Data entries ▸
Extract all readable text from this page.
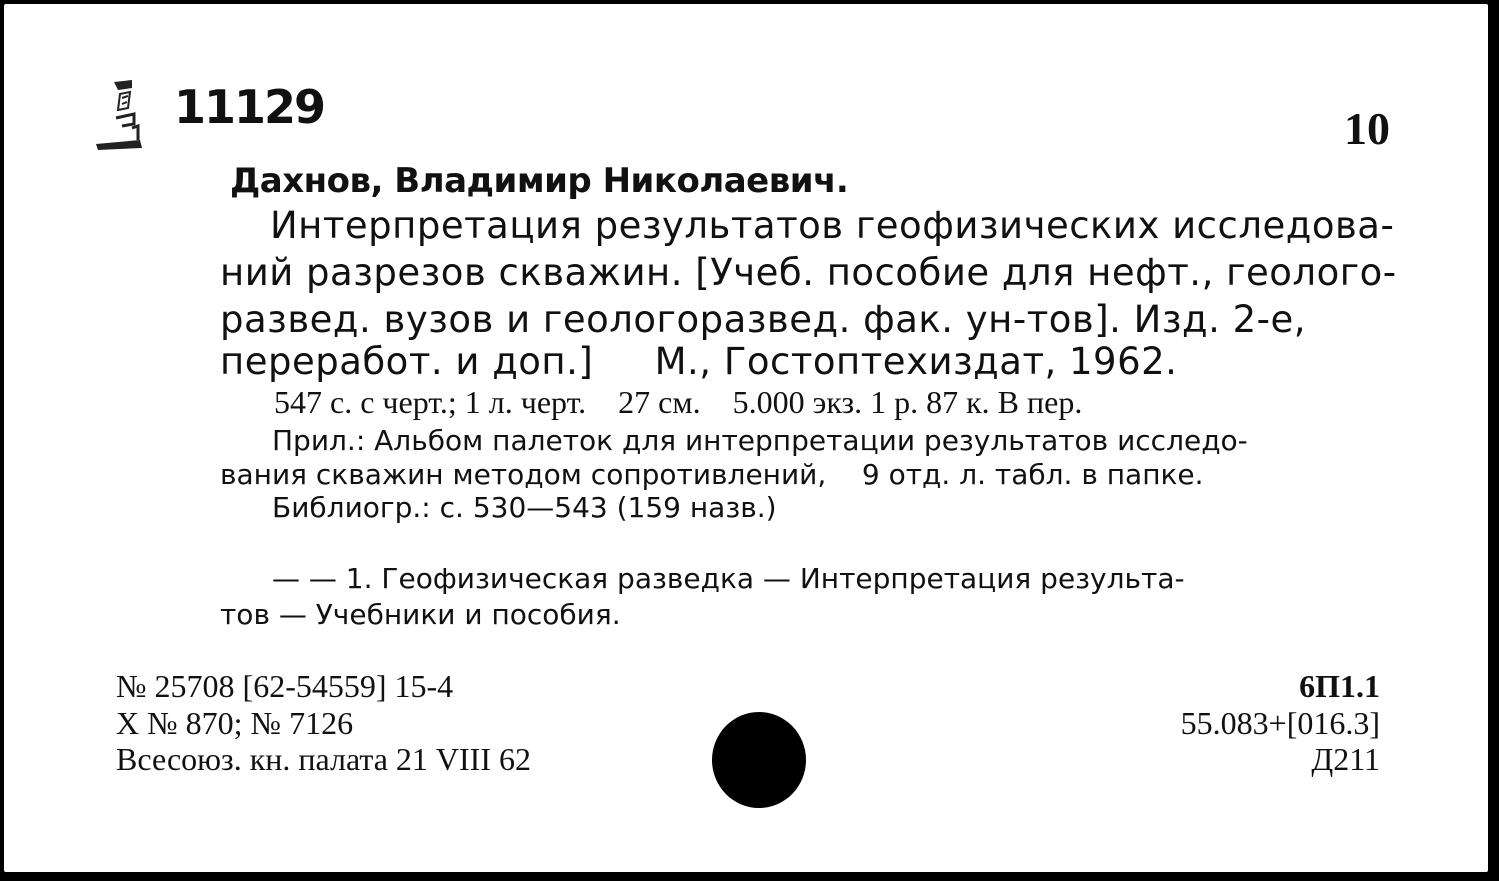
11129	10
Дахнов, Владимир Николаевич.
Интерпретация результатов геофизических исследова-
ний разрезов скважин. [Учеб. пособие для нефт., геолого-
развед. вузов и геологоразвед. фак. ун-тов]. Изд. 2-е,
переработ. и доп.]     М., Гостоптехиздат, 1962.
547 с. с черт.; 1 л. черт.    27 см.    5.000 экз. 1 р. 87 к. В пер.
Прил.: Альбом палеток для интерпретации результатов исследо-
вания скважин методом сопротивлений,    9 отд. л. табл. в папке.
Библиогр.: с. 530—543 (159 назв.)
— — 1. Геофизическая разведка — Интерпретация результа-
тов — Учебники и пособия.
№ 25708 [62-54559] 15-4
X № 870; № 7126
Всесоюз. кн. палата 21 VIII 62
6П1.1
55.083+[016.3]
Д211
...
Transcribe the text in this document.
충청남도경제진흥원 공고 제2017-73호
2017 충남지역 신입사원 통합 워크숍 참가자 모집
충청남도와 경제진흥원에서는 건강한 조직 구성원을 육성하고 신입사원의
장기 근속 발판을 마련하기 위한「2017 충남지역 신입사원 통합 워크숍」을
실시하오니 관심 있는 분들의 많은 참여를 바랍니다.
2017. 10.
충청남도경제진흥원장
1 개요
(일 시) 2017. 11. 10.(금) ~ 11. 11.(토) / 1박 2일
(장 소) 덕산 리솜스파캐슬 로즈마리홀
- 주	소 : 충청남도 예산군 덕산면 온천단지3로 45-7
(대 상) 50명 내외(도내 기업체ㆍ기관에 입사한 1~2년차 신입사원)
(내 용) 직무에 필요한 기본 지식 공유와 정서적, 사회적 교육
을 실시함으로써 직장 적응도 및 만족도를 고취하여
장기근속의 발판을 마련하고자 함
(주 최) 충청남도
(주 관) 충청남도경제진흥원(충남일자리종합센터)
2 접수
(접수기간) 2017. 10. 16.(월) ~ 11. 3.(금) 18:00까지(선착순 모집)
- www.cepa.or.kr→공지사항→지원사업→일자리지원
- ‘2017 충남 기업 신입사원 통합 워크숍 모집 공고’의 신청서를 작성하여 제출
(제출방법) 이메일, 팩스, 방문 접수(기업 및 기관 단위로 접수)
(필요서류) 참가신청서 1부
---
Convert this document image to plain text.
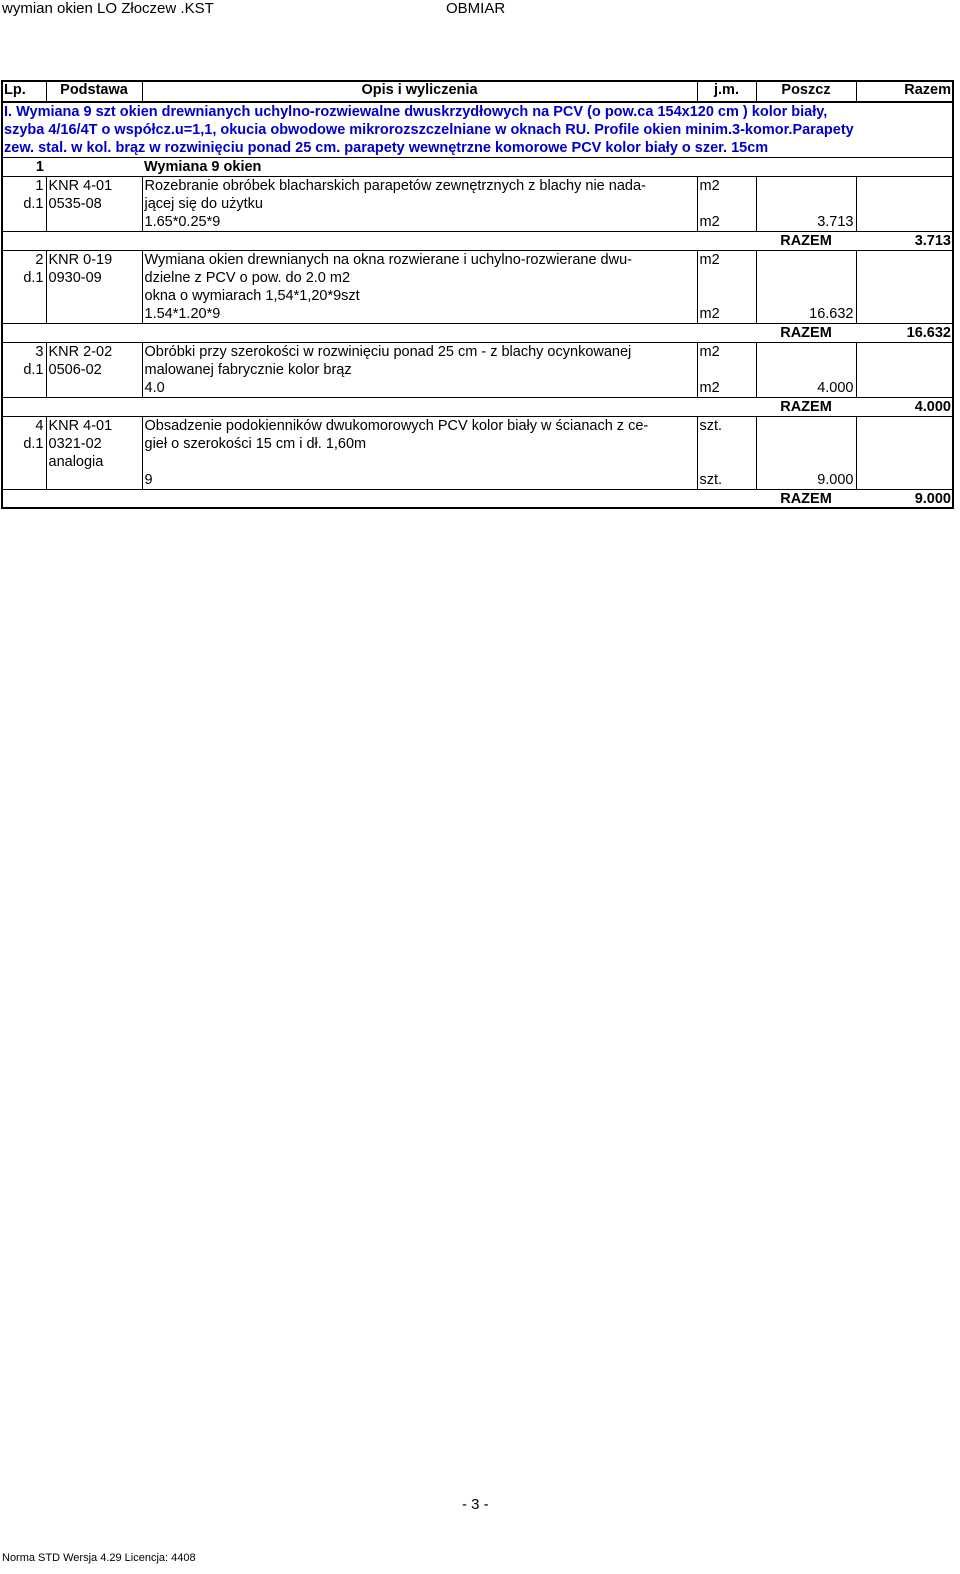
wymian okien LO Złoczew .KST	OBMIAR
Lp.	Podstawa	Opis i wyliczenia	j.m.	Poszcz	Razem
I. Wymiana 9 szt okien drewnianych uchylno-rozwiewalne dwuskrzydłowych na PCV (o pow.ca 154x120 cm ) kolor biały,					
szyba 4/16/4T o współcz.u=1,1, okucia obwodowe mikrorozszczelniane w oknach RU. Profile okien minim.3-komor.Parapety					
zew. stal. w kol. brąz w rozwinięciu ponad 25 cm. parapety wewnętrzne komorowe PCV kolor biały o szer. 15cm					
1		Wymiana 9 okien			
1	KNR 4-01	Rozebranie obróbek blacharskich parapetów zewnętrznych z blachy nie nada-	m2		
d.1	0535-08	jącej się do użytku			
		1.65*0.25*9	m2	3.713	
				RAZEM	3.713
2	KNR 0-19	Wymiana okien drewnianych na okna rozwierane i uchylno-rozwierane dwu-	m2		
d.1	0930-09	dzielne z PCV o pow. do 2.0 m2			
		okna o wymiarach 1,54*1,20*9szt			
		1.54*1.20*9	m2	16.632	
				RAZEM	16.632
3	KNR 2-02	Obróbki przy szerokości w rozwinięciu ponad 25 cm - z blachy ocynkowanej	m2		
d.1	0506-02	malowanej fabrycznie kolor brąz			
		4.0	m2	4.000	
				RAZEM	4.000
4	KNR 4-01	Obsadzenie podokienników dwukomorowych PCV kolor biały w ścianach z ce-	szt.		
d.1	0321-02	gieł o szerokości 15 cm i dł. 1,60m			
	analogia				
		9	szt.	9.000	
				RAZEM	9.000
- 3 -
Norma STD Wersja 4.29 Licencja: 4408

What to work on ▸ Locate all lines that include the word "kolor" and copy them out.

Answer to this task ▸
I. Wymiana 9 szt okien drewnianych uchylno-rozwiewalne dwuskrzydłowych na PCV (o pow.ca 154x120 cm ) kolor biały,					
zew. stal. w kol. brąz w rozwinięciu ponad 25 cm. parapety wewnętrzne komorowe PCV kolor biały o szer. 15cm					
d.1	0506-02	malowanej fabrycznie kolor brąz			
4	KNR 4-01	Obsadzenie podokienników dwukomorowych PCV kolor biały w ścianach z ce-	szt.		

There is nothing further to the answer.